Your task ::
Find and return each line containing "houses".

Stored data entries
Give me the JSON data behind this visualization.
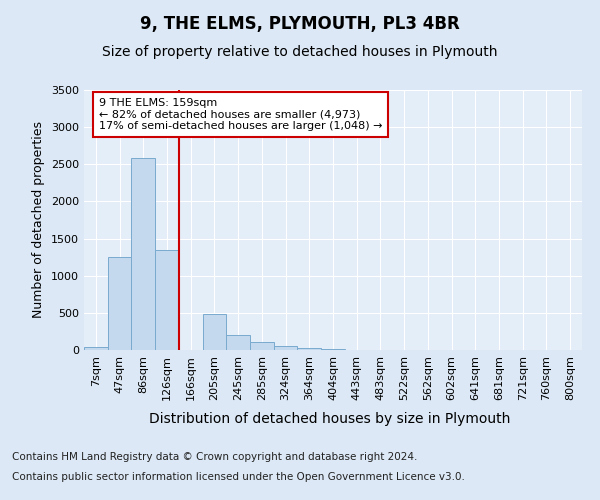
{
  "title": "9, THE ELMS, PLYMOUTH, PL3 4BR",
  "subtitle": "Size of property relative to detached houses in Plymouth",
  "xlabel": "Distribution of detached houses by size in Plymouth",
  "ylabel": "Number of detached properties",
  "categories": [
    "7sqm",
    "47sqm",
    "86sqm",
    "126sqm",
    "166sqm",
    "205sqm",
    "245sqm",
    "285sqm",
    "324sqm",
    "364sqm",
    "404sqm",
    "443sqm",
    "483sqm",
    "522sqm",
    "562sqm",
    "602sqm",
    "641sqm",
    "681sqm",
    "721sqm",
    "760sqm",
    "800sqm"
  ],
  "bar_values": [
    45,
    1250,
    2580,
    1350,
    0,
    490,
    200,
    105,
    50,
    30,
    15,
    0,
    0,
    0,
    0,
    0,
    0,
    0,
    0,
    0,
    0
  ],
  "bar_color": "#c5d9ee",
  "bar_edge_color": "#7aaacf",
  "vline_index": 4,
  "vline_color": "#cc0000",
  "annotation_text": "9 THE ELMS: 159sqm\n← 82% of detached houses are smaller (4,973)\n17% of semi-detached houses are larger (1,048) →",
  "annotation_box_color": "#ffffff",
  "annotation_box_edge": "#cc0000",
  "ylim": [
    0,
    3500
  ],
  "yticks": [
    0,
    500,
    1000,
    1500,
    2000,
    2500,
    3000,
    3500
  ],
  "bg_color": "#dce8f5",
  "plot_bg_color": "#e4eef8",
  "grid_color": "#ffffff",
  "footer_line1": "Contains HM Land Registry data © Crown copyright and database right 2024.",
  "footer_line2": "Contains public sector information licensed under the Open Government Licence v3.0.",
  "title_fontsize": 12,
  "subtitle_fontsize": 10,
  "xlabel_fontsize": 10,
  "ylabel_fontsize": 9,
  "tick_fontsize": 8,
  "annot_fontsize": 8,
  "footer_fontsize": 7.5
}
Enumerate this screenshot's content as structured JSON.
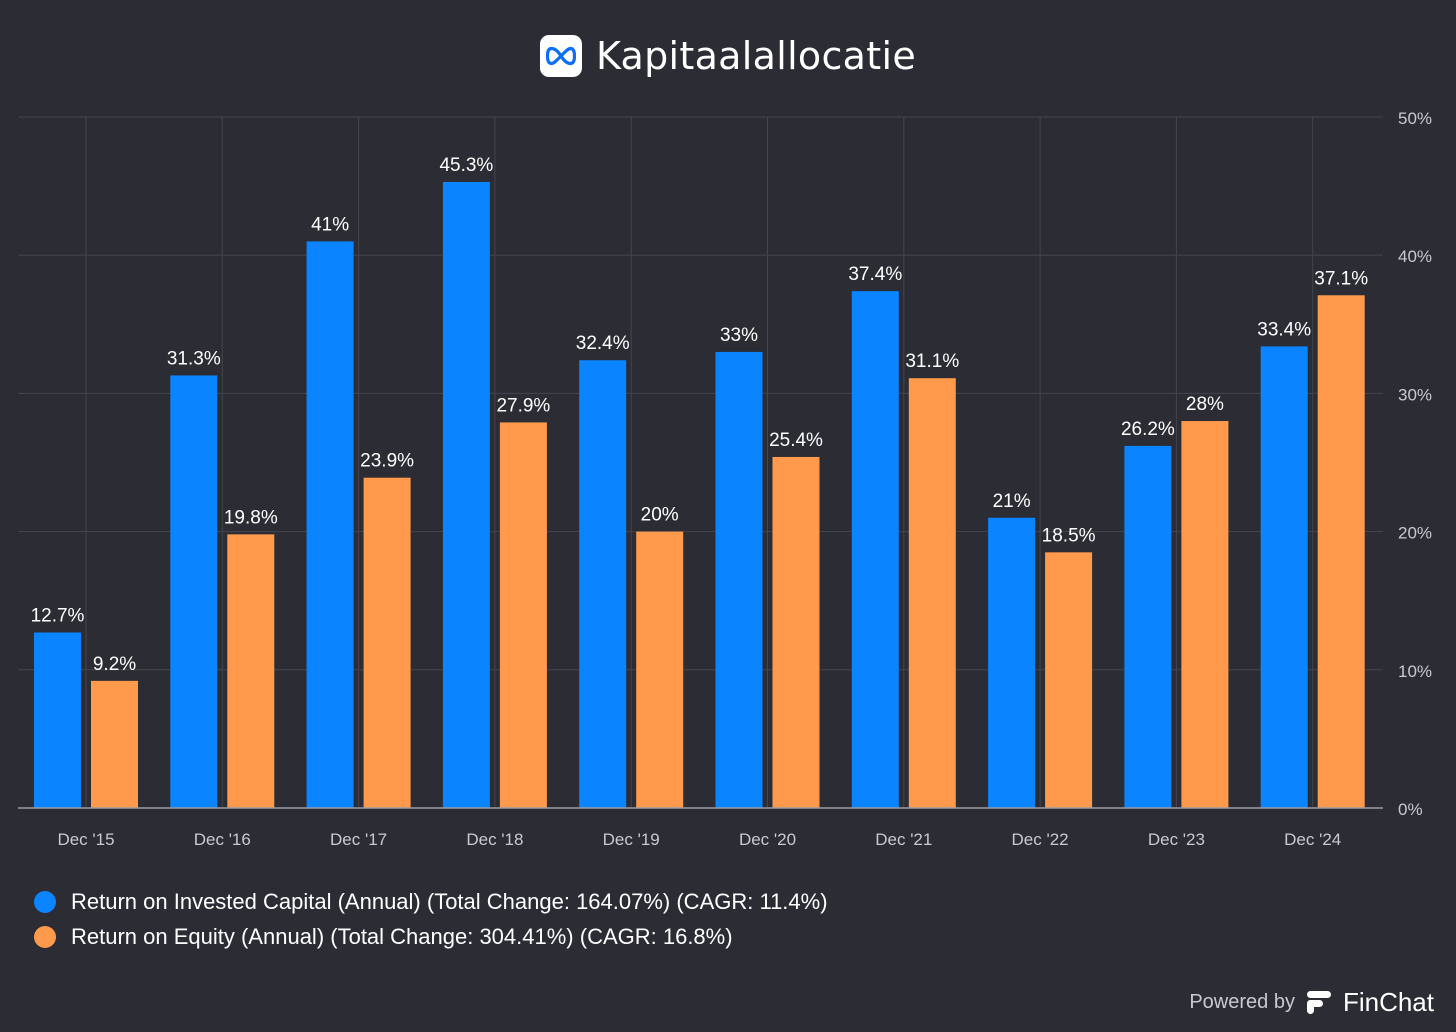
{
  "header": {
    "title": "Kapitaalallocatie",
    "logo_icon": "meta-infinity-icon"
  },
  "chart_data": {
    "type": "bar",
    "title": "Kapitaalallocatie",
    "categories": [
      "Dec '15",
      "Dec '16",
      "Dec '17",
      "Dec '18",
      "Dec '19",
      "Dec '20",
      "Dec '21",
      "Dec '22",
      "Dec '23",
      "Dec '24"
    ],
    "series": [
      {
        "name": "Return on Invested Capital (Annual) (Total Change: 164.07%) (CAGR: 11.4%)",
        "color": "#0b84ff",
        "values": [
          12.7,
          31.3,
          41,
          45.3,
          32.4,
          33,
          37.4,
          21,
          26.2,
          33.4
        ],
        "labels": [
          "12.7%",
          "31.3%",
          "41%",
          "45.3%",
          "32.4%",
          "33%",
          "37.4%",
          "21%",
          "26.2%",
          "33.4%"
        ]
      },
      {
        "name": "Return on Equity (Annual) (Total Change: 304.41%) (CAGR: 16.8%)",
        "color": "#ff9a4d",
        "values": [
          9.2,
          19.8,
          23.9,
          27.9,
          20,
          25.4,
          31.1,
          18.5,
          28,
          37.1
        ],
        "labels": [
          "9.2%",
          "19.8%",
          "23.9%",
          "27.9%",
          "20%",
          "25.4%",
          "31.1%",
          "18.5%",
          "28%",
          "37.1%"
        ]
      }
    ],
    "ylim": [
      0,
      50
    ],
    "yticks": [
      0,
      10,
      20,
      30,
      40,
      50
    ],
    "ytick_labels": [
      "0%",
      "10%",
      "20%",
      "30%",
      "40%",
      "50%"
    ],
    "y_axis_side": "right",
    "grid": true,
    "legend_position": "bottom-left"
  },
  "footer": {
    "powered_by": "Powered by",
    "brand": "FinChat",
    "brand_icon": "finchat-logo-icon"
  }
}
* * *
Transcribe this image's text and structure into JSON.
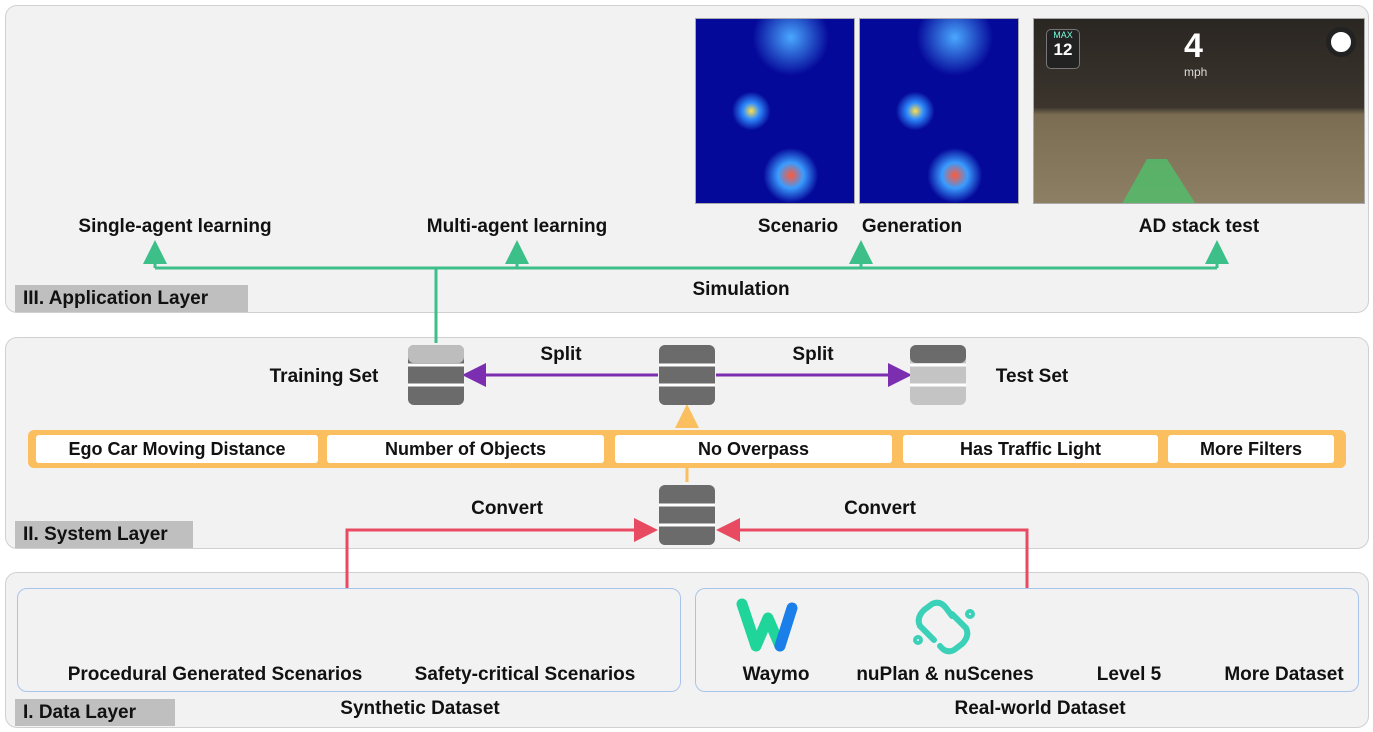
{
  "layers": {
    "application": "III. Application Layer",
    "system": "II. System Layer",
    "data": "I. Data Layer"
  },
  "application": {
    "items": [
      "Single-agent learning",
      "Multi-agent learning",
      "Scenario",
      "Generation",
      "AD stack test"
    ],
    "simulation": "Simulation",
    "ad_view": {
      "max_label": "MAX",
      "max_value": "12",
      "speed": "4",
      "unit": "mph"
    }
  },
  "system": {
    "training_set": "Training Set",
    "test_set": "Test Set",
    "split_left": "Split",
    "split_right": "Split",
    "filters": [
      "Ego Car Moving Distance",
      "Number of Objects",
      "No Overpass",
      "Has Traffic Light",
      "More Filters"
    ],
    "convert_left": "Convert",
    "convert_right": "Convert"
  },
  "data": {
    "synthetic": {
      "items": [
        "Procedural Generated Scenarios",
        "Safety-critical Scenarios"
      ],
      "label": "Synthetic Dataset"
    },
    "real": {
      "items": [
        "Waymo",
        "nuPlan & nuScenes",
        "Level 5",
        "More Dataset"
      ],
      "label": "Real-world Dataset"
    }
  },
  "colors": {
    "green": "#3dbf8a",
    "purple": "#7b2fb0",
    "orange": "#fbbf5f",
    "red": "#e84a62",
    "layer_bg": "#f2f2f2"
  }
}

Finished exercise ::
  "subtitle": "Size of property relative to detached houses in Plymouth",
  "xlabel": "Distribution of detached houses by size in Plymouth",
  "annotation_text": "9 THE ELMS: 159sqm\n← 82% of detached houses are smaller (4,973)\n17% of semi-detached houses are larger (1,048) →",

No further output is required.